DATASET ROWS.

▽

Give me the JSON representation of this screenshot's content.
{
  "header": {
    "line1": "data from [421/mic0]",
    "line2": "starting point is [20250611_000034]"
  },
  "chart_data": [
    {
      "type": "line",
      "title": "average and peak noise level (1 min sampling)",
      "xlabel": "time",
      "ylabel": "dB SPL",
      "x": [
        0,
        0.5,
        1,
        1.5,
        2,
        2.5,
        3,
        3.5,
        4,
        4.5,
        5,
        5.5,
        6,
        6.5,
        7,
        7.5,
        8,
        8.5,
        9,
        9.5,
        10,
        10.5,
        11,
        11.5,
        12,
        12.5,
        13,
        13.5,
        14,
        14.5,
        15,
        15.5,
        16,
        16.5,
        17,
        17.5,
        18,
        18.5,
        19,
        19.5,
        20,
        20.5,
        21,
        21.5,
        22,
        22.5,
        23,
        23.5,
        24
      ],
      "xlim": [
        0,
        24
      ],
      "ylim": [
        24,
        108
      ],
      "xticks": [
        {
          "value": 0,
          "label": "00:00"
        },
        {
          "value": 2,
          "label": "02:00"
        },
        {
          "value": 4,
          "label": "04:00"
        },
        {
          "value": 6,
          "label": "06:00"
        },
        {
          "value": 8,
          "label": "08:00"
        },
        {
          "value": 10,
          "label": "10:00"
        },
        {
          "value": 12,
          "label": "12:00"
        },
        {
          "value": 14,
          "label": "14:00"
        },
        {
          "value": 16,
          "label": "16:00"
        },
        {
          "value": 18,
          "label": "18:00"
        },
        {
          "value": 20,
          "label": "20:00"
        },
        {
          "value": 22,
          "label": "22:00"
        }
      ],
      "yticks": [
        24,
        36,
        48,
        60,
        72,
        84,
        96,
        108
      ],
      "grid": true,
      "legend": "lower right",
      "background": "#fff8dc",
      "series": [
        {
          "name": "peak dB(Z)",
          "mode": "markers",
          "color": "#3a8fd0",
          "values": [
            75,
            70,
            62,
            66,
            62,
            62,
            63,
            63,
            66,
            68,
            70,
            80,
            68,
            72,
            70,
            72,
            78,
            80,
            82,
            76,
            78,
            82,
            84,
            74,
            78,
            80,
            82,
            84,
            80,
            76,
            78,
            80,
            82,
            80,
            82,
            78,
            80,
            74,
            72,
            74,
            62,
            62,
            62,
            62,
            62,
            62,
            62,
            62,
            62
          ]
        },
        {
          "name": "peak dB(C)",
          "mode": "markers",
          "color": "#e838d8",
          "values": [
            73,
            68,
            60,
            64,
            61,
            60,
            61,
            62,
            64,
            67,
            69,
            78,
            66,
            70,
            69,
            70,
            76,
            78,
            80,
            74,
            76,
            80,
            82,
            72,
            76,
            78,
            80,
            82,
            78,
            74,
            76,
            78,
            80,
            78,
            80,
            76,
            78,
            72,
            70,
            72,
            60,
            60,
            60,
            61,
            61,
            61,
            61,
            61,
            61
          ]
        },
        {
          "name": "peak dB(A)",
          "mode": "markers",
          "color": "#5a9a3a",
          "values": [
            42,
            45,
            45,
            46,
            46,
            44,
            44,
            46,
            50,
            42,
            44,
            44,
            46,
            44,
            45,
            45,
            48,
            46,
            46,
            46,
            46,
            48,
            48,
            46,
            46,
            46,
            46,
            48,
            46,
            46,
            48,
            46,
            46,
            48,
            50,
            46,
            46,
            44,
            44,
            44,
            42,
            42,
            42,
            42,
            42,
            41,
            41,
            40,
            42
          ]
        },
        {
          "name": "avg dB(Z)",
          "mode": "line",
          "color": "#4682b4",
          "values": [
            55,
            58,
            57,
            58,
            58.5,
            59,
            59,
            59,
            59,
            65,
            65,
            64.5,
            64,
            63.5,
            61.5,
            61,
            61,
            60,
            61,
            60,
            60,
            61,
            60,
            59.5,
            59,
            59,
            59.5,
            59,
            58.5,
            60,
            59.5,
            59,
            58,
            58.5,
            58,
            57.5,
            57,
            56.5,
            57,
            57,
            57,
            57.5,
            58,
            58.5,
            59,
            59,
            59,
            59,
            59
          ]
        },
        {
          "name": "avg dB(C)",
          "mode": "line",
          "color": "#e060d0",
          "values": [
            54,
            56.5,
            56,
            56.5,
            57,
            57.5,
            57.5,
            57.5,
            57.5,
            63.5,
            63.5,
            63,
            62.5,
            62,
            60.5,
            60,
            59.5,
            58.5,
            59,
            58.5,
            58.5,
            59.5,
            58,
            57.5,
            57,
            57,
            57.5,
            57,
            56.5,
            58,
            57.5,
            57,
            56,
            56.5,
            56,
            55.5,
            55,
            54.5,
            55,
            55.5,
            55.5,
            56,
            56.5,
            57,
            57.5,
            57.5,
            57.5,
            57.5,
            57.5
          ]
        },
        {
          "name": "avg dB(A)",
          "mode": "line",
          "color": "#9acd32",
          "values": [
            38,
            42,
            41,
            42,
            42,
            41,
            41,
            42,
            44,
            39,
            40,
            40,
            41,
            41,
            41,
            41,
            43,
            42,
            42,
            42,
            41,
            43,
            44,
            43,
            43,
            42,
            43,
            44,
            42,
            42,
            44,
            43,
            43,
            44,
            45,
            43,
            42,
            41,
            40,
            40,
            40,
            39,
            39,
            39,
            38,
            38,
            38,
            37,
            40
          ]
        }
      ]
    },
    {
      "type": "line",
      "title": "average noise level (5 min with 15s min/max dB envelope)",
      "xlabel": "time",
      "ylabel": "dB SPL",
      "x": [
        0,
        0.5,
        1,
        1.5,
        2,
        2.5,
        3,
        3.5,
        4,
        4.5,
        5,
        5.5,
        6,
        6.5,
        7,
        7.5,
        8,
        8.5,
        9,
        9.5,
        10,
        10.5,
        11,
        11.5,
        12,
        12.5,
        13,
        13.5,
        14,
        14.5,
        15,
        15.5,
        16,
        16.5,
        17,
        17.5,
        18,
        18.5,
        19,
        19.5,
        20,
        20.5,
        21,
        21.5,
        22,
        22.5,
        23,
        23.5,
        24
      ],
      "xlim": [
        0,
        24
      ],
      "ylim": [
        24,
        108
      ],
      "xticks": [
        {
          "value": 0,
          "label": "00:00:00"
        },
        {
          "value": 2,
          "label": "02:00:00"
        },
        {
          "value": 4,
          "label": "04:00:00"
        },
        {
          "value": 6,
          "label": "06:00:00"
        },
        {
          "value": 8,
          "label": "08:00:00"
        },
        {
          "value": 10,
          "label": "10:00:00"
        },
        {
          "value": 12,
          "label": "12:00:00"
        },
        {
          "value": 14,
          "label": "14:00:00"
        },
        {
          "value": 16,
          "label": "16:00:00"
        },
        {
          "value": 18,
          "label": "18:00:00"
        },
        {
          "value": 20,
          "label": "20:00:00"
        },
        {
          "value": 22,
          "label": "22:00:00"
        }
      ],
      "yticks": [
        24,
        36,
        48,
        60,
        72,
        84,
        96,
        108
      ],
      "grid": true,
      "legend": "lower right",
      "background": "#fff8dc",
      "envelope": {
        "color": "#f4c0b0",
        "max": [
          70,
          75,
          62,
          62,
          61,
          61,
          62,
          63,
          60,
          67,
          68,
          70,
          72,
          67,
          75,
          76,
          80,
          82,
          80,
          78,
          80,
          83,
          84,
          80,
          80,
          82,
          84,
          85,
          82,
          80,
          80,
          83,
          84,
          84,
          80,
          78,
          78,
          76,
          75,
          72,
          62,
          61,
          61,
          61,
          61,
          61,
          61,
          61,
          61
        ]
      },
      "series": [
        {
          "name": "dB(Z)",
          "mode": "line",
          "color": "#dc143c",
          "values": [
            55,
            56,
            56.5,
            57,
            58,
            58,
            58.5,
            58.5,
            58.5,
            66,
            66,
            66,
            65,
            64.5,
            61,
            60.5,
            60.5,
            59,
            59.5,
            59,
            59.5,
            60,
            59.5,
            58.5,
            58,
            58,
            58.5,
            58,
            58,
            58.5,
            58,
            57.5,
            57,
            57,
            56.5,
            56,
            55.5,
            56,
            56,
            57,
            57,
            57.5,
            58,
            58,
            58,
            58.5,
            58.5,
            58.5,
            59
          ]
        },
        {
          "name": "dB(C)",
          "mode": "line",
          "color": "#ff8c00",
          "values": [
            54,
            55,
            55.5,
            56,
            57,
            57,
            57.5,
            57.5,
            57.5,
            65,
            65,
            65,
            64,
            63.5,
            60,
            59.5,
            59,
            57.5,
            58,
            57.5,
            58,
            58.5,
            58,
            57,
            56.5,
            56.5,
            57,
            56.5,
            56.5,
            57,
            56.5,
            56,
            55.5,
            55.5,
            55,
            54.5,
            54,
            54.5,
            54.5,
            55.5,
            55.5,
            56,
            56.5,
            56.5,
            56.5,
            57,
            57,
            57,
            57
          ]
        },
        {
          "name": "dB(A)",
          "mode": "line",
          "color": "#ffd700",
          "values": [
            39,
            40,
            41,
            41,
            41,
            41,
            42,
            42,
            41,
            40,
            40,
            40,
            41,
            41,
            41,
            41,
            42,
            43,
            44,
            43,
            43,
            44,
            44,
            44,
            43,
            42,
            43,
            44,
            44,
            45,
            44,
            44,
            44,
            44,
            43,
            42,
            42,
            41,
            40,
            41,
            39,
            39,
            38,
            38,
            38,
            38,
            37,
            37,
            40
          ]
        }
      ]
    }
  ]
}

△

INSTRUCTION.
Show the lines of the data that hold the word "level".

SOLUTION FOR THIS TASK.
      "title": "average and peak noise level (1 min sampling)",
      "title": "average noise level (5 min with 15s min/max dB envelope)",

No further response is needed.